[start Provided entries]

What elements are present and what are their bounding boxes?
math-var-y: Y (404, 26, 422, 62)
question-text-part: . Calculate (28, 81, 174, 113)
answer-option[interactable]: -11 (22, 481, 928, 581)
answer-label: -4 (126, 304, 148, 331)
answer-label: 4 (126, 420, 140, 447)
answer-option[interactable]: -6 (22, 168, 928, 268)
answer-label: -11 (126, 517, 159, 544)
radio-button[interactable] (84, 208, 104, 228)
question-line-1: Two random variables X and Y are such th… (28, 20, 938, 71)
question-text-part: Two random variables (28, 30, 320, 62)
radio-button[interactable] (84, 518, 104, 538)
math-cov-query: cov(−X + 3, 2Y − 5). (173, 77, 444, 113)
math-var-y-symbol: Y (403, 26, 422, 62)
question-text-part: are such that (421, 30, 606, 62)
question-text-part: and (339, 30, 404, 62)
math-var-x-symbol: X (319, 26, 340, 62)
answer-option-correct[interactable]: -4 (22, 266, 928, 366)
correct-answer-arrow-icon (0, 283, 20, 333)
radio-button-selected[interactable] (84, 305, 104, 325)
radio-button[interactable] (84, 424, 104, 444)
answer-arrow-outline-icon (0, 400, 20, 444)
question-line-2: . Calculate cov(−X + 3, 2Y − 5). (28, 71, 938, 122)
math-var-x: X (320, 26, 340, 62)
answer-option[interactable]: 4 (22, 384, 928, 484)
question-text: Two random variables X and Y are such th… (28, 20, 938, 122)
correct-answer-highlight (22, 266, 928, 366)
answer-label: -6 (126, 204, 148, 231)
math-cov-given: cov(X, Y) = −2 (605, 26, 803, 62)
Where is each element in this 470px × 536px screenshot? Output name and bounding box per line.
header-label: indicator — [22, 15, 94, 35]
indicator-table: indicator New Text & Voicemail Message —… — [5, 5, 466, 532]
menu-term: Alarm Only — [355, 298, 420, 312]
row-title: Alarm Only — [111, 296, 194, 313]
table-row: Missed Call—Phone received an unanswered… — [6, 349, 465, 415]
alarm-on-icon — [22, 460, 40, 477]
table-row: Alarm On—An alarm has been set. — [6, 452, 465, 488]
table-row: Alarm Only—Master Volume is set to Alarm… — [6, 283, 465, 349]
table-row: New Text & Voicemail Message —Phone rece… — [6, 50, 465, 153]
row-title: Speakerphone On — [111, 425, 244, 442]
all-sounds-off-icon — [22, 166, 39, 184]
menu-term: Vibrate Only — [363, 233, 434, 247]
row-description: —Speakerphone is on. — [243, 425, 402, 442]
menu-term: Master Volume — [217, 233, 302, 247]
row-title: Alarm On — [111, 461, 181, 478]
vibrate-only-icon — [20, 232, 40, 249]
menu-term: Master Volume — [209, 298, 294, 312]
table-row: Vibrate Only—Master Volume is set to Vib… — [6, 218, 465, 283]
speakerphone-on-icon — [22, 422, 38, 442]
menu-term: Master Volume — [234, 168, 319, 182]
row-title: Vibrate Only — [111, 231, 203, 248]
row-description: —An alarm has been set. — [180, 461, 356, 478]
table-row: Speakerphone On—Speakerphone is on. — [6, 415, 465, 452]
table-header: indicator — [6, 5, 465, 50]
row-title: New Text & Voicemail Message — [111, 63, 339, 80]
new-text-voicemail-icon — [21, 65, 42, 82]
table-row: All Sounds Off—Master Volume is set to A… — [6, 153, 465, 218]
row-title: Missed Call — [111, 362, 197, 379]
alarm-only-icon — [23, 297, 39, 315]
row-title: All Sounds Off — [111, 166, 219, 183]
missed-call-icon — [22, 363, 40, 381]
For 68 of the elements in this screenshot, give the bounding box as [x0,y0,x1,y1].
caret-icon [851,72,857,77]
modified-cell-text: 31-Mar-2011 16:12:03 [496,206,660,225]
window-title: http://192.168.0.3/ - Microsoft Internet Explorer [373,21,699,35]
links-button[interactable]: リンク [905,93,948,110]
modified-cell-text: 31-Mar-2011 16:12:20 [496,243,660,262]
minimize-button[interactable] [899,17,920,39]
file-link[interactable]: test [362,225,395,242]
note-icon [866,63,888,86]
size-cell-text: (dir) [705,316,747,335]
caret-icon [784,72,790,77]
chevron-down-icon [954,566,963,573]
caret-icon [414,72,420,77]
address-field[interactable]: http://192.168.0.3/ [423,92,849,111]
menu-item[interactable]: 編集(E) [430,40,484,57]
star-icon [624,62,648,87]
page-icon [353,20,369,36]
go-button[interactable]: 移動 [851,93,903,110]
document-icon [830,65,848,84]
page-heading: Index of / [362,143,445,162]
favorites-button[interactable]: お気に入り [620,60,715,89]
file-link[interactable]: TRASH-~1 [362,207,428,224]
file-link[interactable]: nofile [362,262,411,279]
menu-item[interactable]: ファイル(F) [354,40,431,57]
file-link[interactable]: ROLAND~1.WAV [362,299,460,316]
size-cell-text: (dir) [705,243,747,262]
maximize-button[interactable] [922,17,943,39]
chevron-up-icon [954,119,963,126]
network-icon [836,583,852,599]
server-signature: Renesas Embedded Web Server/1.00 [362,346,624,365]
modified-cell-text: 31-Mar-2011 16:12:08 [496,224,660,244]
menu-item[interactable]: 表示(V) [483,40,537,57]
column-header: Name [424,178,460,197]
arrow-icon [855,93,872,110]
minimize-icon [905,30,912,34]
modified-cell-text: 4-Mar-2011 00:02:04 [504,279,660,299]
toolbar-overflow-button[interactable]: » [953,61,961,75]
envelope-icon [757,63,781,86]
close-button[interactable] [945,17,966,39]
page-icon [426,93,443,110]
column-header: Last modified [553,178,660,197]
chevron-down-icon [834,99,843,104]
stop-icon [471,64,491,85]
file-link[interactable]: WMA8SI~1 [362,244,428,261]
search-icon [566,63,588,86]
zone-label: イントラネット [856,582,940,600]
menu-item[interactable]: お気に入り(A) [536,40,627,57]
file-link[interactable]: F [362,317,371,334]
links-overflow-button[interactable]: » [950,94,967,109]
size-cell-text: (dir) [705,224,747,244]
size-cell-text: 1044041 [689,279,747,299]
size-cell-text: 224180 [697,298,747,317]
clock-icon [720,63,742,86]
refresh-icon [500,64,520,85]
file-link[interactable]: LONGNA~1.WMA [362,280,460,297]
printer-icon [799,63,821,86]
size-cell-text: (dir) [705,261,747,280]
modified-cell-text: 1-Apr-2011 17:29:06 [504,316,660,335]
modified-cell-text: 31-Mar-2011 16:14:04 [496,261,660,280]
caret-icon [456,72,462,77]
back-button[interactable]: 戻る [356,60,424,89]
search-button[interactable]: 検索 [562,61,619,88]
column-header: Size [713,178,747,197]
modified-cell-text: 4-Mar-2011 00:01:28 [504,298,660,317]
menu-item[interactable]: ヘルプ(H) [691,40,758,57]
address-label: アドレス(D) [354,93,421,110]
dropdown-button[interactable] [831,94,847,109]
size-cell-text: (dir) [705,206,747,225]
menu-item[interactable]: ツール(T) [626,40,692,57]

[end Provided entries]

### What is required:
Extract the lines of the entries without any changes, starting at the very first line and ending at the line that contains "answer-option[interactable]: -6 (22, 168, 928, 268)", with both of those lines included.

### Exercise output:
What elements are present and what are their bounding boxes?
math-var-y: Y (404, 26, 422, 62)
question-text-part: . Calculate (28, 81, 174, 113)
answer-option[interactable]: -11 (22, 481, 928, 581)
answer-label: -4 (126, 304, 148, 331)
answer-label: 4 (126, 420, 140, 447)
answer-option[interactable]: -6 (22, 168, 928, 268)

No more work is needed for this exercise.